Goal – Scan the records for the string "object"; copy each line where it occurs.

Records provided –
==================================================
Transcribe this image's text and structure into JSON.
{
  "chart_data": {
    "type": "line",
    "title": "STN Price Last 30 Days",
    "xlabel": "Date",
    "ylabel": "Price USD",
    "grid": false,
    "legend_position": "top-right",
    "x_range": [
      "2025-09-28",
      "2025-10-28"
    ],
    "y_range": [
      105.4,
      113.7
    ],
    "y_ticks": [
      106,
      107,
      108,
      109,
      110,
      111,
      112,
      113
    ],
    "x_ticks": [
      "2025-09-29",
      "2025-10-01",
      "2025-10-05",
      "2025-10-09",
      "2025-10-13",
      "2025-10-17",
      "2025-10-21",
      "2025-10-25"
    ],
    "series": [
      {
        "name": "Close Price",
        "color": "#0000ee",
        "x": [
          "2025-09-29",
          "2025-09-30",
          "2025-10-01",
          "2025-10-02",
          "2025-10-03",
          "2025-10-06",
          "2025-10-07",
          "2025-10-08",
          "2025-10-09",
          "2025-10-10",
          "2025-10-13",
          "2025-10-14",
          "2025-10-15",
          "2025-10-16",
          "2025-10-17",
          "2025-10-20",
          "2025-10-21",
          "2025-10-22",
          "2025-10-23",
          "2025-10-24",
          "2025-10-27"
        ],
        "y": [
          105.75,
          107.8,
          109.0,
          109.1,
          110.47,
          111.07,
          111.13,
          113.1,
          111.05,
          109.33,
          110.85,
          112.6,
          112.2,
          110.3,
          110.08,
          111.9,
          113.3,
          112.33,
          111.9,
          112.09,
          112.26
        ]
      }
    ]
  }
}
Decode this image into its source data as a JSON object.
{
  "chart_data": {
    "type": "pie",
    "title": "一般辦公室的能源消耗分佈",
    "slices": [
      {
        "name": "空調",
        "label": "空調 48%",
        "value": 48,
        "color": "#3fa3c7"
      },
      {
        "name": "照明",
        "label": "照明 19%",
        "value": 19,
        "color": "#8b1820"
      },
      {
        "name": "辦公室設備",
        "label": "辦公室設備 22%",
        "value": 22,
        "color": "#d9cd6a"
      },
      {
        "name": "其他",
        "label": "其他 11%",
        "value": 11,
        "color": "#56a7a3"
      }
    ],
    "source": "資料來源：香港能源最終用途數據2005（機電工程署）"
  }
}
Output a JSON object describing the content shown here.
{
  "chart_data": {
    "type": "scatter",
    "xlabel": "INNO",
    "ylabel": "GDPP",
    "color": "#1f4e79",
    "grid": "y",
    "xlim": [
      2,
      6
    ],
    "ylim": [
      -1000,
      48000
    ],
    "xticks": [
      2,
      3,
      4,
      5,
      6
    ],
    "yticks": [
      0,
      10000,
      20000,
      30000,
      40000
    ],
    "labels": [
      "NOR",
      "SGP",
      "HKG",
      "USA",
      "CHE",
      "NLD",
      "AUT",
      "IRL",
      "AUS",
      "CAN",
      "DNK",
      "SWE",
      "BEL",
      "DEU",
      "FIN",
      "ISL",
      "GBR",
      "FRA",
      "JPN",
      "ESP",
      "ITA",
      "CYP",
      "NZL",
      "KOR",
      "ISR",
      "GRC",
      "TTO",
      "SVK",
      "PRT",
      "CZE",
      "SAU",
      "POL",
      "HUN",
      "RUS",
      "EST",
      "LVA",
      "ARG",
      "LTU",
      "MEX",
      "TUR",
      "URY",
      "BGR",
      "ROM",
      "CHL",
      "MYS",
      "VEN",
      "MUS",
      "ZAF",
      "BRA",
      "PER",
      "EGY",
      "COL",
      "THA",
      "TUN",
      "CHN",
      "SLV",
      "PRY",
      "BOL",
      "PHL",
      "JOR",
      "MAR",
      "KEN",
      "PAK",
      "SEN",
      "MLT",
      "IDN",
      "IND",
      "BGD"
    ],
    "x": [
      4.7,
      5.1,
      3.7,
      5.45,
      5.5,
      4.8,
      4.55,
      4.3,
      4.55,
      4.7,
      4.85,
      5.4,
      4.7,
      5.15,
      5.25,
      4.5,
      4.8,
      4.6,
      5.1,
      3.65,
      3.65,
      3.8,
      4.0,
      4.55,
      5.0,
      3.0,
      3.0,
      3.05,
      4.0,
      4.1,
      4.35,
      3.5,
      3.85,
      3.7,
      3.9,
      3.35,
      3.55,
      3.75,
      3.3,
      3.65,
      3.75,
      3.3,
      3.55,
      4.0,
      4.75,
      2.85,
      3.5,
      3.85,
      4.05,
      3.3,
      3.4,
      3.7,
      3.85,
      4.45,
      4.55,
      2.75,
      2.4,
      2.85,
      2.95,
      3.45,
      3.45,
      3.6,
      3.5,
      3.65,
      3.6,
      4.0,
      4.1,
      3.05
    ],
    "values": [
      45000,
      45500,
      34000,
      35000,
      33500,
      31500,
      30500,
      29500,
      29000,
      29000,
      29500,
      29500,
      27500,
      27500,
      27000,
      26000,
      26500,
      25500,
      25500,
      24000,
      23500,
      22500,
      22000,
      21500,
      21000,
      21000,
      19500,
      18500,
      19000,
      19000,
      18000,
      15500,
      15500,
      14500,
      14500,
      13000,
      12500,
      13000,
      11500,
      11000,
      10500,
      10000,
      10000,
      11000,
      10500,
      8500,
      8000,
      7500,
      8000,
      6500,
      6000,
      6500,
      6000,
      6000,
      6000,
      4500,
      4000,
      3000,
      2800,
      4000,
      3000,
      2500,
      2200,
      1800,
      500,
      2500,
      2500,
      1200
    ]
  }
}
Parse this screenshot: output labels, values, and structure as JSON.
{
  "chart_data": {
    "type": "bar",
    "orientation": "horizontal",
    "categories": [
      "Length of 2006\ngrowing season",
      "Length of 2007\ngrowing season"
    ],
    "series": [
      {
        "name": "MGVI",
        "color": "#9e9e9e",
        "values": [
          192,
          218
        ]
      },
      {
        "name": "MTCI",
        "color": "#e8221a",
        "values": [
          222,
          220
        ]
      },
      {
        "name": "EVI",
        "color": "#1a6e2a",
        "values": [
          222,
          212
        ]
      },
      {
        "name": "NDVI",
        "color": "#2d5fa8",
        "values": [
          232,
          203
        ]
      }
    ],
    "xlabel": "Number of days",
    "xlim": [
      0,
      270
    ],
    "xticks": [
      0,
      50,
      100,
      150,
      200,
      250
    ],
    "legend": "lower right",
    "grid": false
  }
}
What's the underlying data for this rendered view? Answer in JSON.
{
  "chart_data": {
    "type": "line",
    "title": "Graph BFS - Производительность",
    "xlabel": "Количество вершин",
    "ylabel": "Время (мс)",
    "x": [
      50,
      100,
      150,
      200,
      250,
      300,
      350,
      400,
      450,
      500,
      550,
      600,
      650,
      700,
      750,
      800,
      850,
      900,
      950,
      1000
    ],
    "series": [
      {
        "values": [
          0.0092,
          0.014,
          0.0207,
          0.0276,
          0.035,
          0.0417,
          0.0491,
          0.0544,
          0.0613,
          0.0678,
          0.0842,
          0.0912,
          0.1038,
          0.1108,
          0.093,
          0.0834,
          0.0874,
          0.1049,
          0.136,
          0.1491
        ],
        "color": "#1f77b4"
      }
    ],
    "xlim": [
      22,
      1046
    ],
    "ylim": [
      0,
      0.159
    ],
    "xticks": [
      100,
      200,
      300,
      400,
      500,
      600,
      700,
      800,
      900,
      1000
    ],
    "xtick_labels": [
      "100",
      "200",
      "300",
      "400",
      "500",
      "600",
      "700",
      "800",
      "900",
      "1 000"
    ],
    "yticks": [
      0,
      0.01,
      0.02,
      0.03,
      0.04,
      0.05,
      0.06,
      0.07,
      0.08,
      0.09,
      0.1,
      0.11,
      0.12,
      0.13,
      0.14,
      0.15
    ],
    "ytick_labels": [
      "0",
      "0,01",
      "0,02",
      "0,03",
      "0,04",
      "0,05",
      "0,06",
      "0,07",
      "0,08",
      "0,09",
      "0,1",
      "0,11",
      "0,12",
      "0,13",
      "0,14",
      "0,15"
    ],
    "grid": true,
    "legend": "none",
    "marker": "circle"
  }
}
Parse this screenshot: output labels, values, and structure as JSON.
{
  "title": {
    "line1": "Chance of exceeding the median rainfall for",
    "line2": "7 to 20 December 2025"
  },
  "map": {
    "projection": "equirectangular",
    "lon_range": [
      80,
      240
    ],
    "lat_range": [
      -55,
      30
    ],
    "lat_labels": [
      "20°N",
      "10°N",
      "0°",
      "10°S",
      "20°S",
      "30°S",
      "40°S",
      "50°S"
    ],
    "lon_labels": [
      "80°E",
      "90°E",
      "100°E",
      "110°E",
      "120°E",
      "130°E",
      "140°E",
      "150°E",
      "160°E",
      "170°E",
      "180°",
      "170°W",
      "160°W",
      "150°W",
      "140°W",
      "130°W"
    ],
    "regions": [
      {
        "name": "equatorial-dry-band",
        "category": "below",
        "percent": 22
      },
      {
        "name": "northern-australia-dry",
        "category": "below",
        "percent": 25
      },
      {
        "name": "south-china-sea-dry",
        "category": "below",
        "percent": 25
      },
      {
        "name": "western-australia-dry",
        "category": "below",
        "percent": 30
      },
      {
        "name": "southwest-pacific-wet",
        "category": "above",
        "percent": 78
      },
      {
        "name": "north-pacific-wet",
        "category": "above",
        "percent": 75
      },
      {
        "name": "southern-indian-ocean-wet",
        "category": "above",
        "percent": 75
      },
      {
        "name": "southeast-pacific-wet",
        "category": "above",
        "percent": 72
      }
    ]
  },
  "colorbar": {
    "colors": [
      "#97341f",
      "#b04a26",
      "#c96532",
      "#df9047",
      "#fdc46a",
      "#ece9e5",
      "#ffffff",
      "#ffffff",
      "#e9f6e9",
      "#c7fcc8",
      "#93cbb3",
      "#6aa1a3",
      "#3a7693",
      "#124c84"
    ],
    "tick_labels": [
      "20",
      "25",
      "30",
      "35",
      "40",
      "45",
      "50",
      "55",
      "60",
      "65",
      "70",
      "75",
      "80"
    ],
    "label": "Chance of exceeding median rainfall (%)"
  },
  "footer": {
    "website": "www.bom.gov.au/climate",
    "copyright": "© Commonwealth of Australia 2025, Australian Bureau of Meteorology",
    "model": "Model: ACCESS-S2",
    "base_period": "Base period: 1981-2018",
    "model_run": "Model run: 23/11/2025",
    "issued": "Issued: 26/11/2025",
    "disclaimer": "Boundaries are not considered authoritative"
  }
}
==================================================
Result of this exercise –
Decode this image into its source data as a JSON object.
Output a JSON object describing the content shown here.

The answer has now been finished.